▶ Directions
Can you return, character for character, the part of the data that opens with its very first line and closes with the line containing "line-number: 399 xyxy=(15,505,45,524)", including both of those lines?

[Data for processing start]

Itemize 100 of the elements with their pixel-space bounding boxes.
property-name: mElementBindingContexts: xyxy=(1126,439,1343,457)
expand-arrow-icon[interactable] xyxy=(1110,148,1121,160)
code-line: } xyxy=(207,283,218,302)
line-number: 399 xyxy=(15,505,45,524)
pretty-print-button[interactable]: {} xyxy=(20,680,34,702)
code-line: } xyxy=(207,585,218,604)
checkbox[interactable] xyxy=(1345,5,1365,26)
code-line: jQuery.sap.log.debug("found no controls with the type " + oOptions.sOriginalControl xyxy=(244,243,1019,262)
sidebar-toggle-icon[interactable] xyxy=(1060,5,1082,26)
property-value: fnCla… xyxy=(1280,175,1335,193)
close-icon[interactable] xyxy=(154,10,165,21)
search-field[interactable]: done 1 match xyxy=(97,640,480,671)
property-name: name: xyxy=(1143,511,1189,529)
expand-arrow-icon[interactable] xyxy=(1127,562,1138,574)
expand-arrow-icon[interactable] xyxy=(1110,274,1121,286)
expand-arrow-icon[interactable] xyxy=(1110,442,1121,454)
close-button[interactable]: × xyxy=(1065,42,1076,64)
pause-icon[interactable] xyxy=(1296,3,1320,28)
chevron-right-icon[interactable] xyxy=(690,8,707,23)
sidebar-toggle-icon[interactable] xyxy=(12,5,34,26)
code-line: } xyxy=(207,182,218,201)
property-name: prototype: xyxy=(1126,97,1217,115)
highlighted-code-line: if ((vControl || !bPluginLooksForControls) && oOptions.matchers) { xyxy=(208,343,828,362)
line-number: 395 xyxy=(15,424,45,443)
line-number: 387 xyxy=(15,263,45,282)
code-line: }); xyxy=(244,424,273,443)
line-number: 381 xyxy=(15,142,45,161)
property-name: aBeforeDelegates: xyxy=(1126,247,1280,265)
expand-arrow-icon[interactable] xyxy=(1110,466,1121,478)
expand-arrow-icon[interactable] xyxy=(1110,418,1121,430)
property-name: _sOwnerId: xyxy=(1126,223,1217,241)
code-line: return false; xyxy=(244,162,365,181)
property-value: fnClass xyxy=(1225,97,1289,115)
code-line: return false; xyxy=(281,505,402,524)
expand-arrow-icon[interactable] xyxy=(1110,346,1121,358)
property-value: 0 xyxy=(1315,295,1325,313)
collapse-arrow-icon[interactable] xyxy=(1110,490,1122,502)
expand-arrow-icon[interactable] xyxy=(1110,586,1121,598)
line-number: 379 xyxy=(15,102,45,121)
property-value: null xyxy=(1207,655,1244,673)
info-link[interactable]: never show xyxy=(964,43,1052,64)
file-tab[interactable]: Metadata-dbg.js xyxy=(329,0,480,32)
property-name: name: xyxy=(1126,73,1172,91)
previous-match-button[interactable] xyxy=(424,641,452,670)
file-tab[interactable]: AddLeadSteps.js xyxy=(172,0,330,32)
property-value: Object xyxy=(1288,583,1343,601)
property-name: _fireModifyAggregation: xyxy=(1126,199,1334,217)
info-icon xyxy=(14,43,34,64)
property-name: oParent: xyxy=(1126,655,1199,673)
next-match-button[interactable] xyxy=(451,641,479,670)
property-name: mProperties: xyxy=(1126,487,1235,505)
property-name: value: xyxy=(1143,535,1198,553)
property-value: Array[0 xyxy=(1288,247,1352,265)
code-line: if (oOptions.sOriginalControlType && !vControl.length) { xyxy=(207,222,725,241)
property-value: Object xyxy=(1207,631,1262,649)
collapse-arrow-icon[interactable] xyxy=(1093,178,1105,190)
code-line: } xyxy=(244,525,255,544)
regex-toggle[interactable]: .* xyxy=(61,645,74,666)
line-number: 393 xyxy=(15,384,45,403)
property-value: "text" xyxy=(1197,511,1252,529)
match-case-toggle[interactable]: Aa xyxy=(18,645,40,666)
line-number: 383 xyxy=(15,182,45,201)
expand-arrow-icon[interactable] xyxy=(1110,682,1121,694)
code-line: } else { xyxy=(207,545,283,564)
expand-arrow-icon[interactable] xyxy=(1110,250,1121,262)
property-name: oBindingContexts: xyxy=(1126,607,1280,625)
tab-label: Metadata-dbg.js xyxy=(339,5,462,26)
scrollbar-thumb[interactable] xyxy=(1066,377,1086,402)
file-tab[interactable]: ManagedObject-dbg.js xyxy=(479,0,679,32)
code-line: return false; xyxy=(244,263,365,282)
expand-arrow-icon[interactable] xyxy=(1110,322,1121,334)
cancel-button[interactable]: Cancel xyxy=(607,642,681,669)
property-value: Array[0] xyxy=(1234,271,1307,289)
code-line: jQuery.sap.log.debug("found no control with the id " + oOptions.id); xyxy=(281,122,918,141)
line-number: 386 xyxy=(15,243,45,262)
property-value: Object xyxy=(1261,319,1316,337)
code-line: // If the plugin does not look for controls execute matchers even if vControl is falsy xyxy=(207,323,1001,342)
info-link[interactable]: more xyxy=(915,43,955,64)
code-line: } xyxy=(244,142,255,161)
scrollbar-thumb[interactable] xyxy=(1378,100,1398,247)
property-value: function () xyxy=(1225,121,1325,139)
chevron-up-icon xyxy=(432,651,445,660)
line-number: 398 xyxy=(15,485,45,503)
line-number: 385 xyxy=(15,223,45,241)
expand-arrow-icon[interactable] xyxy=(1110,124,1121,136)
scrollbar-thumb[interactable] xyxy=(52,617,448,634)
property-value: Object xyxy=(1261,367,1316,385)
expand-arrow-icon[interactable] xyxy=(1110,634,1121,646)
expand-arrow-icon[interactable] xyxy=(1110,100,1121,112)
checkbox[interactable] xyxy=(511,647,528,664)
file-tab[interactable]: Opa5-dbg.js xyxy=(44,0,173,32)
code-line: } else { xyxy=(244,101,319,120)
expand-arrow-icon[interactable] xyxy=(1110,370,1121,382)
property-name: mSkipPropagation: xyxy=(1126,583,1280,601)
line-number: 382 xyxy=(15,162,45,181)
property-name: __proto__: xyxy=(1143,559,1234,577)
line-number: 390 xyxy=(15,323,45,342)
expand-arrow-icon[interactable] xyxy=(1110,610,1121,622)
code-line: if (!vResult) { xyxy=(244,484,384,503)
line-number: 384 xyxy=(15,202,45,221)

[Data for processing end]

▶ Expected answer
Itemize 100 of the elements with their pixel-space bounding boxes.
property-name: mElementBindingContexts: xyxy=(1126,439,1343,457)
expand-arrow-icon[interactable] xyxy=(1110,148,1121,160)
code-line: } xyxy=(207,283,218,302)
line-number: 399 xyxy=(15,505,45,524)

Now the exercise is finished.